> _Texte_:
┏━━
New York in Black : le côté obscur de la force

12 janvier 2018   •  
Écrit par Anaïs Viand
New York in Black : le côté obscur de la force

En 2012, Christophe Jacrot photographie New York après le passage de l’ouragan Sandy et montre la face cachée d’une ville supposée ne jamais dormir. Un travail inédit à découvrir à la Galerie de l’Europe et qui s’accompagne d’un bel ouvrage, New York in Black.

Ici, pas de taxis jaunes, Broadway et la Cinquième avenue sont à peine reconnaissables. Christophe Jacrot vous montre la ville comme vous ne l’avez jamais vue : dans la pénombre et vidée de ses habitants. En 2012, dans la nuit du 29 au 30 octobre, « l’ouragan Sandy plonge New York dans le chaos. Lors de cette catastrophe, 375 000 personnes furent évacuées, et une grande partie de la métropole fut inondée et totalement privée d’électricité ». Ce décor, digne d’un thriller, semble parfait pour le photographe passionné par les aléas climatiques et les grandes villes.
┗━━
> _Exercice écrit a_:
Modifiez la partie des enregistrements qui va de leur début jusqu'à la ligne contenant « The vent 210 is at (307, 480). » incluse, en remplaçant « schematic diagram » par « drawing » sans rien changer d'autre. Laissez les images hors de votre réponse.
Les enregistrements n'ont aucun lien avec l'article.

[Entrées tirées d'une collection]
┏━━
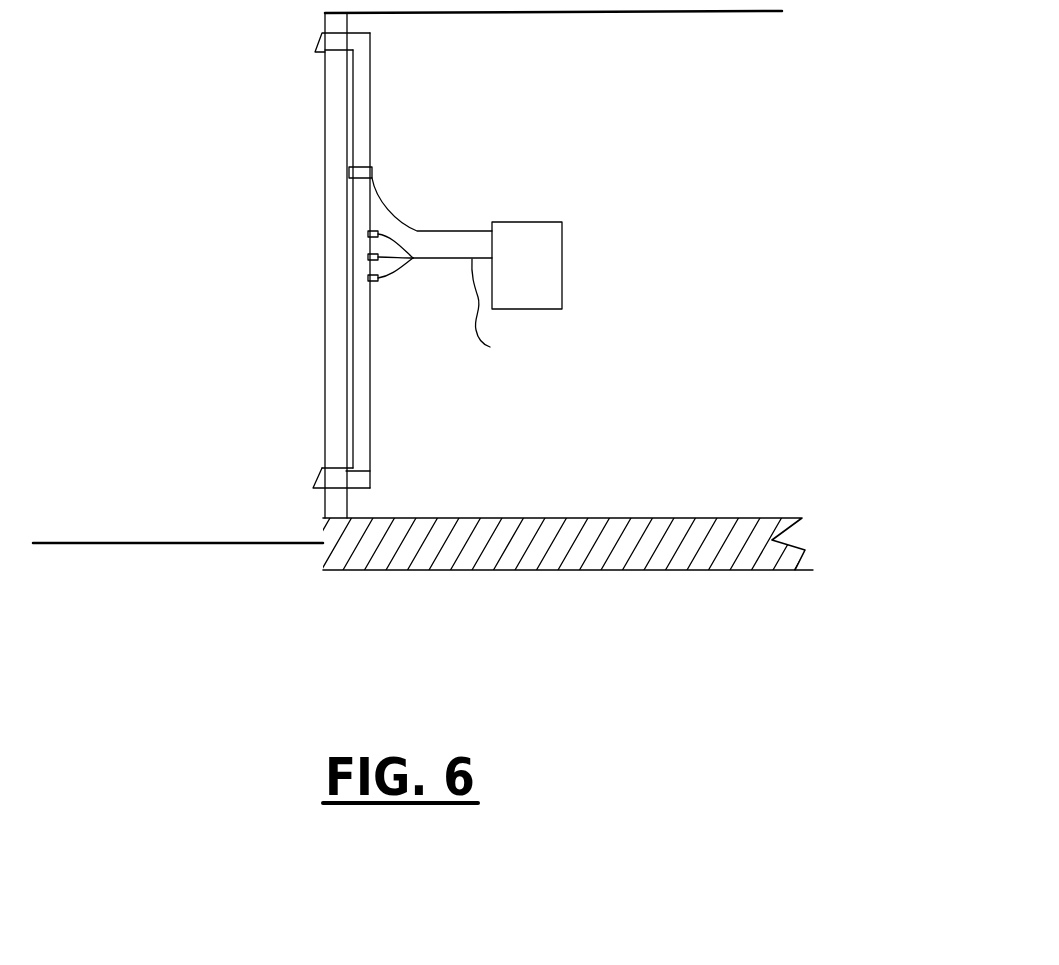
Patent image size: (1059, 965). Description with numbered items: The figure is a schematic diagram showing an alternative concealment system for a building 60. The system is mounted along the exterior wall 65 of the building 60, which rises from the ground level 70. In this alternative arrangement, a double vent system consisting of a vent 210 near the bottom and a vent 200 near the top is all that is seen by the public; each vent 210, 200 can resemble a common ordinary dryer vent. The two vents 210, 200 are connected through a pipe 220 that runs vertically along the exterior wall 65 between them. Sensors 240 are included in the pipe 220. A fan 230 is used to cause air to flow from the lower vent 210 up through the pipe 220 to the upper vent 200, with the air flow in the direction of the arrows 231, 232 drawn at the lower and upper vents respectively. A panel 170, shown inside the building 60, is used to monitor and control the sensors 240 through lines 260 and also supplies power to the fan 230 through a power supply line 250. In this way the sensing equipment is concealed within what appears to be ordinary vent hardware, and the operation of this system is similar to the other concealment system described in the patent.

The building 60 is at (696, 100).
The exterior wall 65 is at (314, 393).
The ground level 70 is at (140, 543).
The panel 170 is at (567, 262).
The vent 200 is at (310, 42).
The vent 210 is at (307, 480).
The pipe 220 is at (375, 410).
The fan 230 is at (380, 172).
The arrow 231 is at (316, 467).
The arrow 232 is at (307, 61).
The sensors 240 is at (378, 285).
The power supply 250 is at (420, 223).
The wires 260 is at (503, 310).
┗━━
> _Exercice écrit b_:
Dans l'article, résumez sous forme de liste le paragraphe qui commence par « Ici, pas de taxis jaunes » en gardant ses faits principaux.

> _Réponse écrite a_:
Patent image size: (1059, 965). Description with numbered items: The figure is a drawing showing an alternative concealment system for a building 60. The system is mounted along the exterior wall 65 of the building 60, which rises from the ground level 70. In this alternative arrangement, a double vent system consisting of a vent 210 near the bottom and a vent 200 near the top is all that is seen by the public; each vent 210, 200 can resemble a common ordinary dryer vent. The two vents 210, 200 are connected through a pipe 220 that runs vertically along the exterior wall 65 between them. Sensors 240 are included in the pipe 220. A fan 230 is used to cause air to flow from the lower vent 210 up through the pipe 220 to the upper vent 200, with the air flow in the direction of the arrows 231, 232 drawn at the lower and upper vents respectively. A panel 170, shown inside the building 60, is used to monitor and control the sensors 240 through lines 260 and also supplies power to the fan 230 through a power supply line 250. In this way the sensing equipment is concealed within what appears to be ordinary vent hardware, and the operation of this system is similar to the other concealment system described in the patent.

The building 60 is at (696, 100).
The exterior wall 65 is at (314, 393).
The ground level 70 is at (140, 543).
The panel 170 is at (567, 262).
The vent 200 is at (310, 42).
The vent 210 is at (307, 480).

> _Réponse écrite b_:
- Pas de taxis jaunes, et Broadway et la Cinquième avenue sont à peine reconnaissables.
- Christophe Jacrot montre New York dans la pénombre, vidée de ses habitants.
- Dans la nuit du 29 au 30 octobre 2012, l'ouragan Sandy plonge la ville dans le chaos.
- 375 000 personnes sont évacuées, et une grande partie de la métropole est inondée et totalement privée d'électricité.
- Ce décor digne d'un thriller convient parfaitement au photographe, passionné par les aléas climatiques et les grandes villes.